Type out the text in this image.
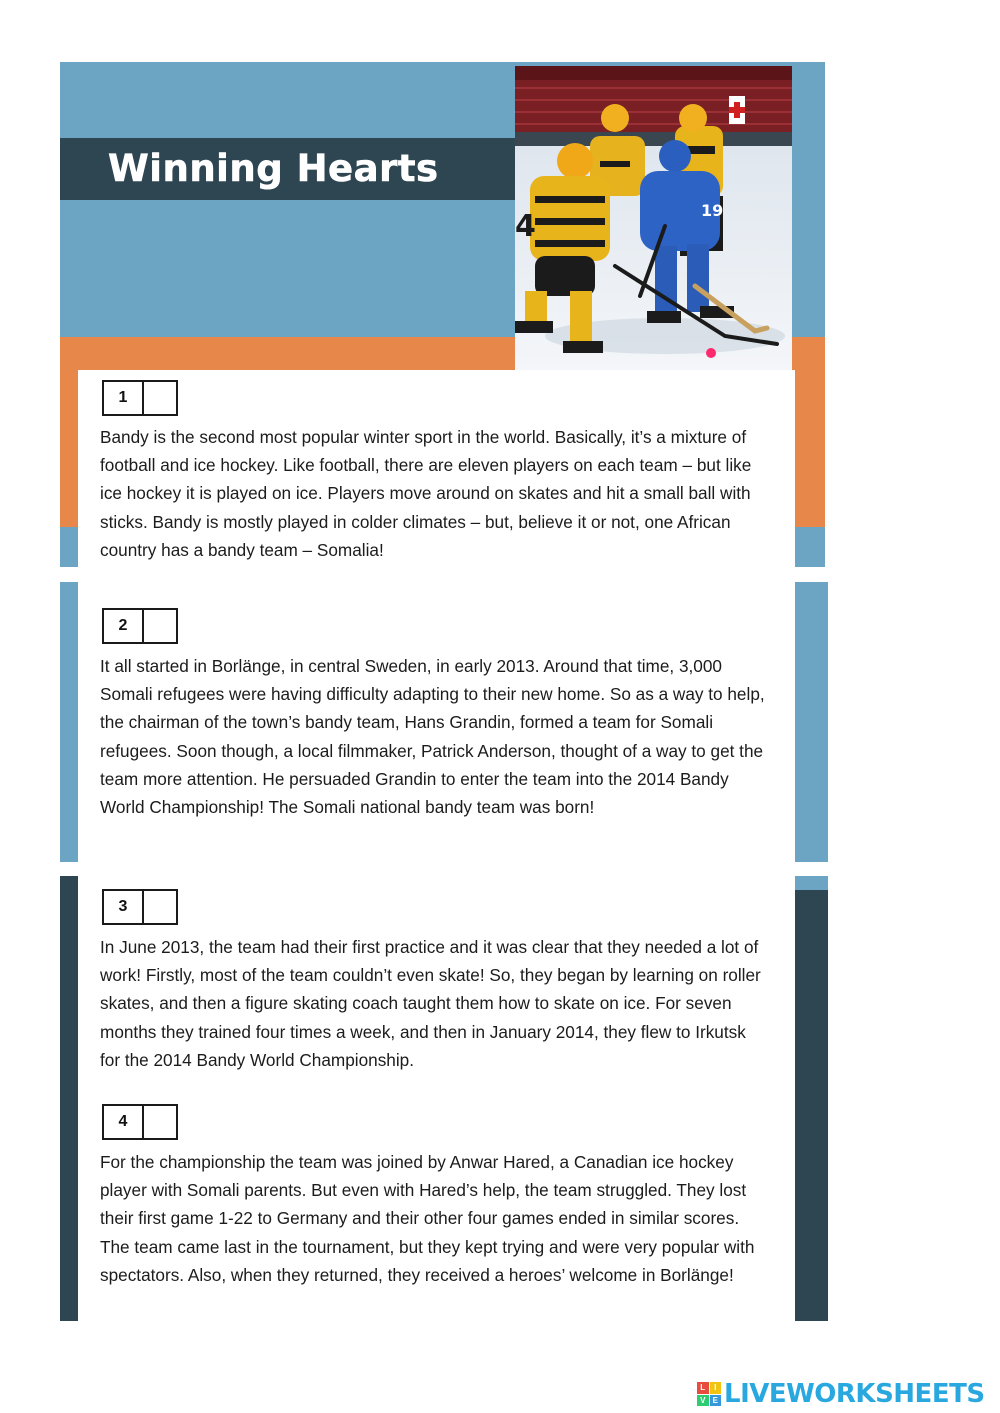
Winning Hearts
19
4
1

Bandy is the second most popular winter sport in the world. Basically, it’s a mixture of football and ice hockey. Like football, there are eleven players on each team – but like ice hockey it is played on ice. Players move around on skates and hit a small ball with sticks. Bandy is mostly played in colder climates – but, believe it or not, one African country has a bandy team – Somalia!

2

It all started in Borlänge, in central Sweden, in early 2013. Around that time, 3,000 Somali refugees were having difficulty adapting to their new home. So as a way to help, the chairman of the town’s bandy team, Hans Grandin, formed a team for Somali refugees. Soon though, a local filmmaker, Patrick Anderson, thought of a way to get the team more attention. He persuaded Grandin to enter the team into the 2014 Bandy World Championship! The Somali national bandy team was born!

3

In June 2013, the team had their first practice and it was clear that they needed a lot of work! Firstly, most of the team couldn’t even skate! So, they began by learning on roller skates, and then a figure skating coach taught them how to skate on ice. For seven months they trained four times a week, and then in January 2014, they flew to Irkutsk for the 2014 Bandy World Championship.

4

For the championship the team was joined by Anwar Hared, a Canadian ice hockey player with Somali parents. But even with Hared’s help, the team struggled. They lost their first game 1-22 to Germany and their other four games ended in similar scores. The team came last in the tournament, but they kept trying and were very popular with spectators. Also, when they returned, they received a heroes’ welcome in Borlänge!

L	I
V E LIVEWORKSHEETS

---

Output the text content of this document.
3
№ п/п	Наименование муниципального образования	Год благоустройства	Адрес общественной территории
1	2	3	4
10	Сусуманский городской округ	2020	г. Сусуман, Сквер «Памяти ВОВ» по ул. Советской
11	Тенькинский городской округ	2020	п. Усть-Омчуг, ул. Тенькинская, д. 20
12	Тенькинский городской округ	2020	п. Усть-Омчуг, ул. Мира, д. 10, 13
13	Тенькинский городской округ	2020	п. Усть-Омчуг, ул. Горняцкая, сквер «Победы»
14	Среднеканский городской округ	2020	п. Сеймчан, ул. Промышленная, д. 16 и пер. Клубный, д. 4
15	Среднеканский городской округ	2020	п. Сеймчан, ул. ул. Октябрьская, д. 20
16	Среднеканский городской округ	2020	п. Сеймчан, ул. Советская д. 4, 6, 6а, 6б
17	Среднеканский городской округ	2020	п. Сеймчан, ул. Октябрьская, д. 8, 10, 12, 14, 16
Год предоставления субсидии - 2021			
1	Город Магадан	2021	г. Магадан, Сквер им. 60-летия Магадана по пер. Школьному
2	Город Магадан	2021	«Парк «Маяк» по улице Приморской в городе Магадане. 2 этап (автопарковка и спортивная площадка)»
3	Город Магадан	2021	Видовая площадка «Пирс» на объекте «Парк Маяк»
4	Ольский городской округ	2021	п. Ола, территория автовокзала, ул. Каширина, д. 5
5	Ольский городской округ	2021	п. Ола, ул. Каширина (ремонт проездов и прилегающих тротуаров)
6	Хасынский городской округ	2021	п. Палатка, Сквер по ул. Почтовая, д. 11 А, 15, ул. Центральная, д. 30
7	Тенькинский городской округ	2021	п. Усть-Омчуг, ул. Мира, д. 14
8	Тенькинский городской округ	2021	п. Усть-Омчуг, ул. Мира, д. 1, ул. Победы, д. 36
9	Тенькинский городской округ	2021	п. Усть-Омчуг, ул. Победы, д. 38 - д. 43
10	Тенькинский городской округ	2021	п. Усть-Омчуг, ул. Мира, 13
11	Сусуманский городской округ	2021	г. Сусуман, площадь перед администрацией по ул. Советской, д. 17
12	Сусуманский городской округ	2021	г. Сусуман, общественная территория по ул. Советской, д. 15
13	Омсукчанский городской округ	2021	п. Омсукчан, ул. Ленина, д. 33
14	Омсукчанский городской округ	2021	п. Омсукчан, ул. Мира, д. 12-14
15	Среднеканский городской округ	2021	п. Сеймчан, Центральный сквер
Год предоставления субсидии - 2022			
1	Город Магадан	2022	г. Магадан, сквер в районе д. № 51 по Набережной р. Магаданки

- Do this
Using the entries above, return each line that includes the word "Омсукчанский".

- Solution to this exercise
13	Омсукчанский городской округ	2021	п. Омсукчан, ул. Ленина, д. 33
14	Омсукчанский городской округ	2021	п. Омсукчан, ул. Мира, д. 12-14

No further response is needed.